[Spatial annotation entries]
• • • • •

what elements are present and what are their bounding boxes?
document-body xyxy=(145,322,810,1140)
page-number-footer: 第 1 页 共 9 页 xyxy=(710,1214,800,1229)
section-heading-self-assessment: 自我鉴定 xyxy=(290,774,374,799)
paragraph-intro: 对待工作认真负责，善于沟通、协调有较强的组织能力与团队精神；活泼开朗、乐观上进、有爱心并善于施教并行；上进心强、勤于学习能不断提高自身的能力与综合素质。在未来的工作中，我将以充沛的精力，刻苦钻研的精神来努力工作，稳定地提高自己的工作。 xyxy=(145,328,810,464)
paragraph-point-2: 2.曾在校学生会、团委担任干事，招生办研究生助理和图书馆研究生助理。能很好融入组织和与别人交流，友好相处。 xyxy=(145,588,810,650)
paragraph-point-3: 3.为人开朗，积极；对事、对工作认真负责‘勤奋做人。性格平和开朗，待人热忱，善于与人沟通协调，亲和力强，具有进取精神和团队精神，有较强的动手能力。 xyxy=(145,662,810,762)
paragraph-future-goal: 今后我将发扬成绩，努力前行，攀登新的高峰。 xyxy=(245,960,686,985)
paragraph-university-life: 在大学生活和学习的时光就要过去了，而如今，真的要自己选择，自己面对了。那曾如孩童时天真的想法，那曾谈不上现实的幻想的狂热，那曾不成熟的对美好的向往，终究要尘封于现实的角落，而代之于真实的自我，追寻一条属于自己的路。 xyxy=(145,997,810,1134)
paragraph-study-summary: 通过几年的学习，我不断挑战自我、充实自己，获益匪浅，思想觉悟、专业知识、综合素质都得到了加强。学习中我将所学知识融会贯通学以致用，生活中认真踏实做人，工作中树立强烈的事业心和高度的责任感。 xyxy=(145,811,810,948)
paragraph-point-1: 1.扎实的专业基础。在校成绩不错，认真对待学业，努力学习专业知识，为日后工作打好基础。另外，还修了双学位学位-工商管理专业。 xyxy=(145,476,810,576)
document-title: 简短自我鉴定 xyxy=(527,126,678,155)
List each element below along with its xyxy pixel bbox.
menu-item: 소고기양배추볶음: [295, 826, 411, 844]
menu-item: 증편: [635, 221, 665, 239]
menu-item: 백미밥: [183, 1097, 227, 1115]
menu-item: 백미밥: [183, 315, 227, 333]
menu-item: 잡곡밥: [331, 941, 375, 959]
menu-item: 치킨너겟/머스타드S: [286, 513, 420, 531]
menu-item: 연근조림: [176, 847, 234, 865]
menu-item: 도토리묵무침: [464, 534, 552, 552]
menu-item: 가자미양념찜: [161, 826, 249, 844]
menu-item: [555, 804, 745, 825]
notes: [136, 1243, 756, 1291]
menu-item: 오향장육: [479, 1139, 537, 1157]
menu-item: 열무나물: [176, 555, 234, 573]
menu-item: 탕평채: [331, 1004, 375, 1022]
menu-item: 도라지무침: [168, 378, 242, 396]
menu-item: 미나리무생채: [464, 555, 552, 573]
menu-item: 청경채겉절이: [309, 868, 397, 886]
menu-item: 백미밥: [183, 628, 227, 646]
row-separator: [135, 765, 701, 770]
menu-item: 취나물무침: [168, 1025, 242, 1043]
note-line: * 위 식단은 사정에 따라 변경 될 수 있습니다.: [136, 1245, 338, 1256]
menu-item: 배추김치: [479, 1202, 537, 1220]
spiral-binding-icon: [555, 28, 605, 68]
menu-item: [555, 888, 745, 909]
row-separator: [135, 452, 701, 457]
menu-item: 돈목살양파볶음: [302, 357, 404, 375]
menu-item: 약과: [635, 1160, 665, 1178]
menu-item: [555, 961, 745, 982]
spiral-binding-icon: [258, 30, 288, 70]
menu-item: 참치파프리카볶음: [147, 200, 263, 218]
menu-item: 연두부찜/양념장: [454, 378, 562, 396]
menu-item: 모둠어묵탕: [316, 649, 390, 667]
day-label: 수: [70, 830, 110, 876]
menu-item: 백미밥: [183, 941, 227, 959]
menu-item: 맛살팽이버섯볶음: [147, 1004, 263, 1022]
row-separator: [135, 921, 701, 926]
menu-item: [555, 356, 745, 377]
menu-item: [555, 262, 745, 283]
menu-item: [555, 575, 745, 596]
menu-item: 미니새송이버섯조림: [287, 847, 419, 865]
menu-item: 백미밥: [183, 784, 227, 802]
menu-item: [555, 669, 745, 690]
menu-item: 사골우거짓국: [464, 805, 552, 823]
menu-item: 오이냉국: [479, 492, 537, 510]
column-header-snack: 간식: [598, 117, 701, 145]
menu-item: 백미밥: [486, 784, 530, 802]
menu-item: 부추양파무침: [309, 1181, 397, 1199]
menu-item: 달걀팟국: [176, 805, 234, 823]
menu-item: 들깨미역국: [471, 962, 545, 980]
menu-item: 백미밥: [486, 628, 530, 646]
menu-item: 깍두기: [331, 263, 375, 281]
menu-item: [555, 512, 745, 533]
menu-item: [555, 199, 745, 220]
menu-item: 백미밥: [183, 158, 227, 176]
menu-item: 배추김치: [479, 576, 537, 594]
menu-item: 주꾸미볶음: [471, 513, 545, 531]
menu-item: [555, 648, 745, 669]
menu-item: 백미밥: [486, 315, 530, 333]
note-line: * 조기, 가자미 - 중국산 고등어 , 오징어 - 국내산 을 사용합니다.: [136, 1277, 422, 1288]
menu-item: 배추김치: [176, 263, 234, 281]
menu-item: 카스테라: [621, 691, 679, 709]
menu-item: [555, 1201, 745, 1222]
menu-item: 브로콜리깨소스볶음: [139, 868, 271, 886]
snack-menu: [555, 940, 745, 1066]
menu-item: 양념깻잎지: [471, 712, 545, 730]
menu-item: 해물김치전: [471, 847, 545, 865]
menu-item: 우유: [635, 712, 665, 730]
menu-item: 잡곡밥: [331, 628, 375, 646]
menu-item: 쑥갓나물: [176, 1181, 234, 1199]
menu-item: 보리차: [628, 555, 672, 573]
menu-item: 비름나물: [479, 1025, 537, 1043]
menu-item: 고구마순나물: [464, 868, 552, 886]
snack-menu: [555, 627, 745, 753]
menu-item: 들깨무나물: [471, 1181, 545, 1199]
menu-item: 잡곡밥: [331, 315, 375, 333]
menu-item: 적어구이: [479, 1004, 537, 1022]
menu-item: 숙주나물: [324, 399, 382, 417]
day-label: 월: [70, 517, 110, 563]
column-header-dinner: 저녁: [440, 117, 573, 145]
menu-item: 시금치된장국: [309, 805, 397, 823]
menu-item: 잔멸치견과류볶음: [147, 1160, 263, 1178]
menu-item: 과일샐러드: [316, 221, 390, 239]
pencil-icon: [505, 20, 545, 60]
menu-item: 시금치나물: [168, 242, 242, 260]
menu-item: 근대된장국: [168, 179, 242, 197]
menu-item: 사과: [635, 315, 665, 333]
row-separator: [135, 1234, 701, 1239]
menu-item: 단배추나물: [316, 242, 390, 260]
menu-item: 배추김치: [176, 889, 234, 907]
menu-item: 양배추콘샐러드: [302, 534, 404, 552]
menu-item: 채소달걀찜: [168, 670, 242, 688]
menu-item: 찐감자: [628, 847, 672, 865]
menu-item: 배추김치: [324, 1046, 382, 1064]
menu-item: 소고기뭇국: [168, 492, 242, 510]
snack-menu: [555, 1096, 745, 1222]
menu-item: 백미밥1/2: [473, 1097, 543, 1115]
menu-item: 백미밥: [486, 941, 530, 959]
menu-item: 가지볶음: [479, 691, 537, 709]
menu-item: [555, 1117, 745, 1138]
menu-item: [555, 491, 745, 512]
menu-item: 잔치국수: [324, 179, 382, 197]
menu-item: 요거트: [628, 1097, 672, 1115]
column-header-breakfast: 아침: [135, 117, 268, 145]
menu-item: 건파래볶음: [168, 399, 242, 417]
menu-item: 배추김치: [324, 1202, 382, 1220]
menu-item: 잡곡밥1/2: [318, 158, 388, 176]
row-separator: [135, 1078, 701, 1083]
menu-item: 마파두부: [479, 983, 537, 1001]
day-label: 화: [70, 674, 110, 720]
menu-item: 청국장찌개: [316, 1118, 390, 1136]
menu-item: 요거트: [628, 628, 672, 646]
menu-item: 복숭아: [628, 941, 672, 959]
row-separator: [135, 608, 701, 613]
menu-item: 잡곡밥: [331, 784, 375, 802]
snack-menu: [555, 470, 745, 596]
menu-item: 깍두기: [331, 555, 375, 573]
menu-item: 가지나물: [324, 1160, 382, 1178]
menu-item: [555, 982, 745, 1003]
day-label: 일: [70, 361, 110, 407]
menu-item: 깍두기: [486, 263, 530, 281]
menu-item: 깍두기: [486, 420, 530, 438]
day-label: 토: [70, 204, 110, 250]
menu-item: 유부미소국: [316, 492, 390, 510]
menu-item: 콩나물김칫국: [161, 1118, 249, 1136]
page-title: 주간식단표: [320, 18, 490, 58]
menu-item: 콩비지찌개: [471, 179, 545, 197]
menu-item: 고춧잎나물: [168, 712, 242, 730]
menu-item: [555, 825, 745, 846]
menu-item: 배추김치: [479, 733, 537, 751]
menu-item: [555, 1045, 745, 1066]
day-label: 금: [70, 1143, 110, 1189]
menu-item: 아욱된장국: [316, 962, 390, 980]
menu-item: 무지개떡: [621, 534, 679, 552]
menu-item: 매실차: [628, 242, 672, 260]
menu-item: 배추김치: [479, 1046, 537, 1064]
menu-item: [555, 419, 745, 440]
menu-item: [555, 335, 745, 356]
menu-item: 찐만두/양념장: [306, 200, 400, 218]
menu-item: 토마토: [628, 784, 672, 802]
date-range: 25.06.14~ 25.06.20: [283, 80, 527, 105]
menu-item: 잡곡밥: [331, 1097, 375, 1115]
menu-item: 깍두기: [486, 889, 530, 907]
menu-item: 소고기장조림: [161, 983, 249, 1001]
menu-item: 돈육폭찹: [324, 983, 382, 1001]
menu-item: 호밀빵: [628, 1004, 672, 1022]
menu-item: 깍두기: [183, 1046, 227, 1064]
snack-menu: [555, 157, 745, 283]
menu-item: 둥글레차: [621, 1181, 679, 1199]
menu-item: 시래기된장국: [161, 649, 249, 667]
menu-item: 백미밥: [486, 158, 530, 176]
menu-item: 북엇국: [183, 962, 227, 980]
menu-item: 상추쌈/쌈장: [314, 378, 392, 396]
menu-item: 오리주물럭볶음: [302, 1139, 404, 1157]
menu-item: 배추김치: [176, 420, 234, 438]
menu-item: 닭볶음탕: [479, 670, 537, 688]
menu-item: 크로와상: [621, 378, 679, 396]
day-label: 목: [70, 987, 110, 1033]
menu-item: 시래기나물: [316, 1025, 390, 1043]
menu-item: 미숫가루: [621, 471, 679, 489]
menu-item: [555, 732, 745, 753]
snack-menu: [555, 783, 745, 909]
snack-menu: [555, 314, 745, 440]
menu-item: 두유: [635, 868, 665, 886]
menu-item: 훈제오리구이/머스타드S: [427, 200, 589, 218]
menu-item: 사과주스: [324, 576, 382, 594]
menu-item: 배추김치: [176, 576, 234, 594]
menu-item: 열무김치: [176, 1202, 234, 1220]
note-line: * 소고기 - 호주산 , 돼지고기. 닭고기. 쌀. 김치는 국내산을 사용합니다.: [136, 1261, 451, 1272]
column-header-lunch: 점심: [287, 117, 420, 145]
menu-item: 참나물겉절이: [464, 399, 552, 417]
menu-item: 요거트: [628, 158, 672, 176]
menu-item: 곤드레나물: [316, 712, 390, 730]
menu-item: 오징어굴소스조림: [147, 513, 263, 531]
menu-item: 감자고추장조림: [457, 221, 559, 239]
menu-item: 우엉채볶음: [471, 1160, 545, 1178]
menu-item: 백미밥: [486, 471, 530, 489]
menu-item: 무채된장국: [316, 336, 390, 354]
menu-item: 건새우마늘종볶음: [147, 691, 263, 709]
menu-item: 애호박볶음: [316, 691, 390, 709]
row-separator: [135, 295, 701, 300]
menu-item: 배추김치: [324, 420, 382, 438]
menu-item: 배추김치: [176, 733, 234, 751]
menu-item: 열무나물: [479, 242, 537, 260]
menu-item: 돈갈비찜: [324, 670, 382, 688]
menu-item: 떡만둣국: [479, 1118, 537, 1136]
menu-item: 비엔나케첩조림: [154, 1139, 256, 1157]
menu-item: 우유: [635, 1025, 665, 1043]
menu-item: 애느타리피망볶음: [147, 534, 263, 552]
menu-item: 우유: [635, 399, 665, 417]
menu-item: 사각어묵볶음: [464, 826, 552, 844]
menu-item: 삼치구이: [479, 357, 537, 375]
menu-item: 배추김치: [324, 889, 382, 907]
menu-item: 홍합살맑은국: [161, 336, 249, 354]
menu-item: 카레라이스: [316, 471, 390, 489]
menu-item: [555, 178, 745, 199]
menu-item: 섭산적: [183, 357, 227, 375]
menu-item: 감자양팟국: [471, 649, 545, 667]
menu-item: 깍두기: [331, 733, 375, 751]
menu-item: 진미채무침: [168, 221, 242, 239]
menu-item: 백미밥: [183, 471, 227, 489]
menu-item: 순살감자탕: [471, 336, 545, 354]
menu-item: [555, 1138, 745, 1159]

• • • • •

• **Stated goal**
Render each line from the start of the entries through the line containing "section-heading-self-assessment: 自我鉴定 xyxy=(290,774,374,799)" as one string in a JSON list, skipping any blank lines.

• **Response to this exercise**
[
  "what elements are present and what are their bounding boxes?",
  "document-body xyxy=(145,322,810,1140)",
  "page-number-footer: 第 1 页 共 9 页 xyxy=(710,1214,800,1229)",
  "section-heading-self-assessment: 自我鉴定 xyxy=(290,774,374,799)"
]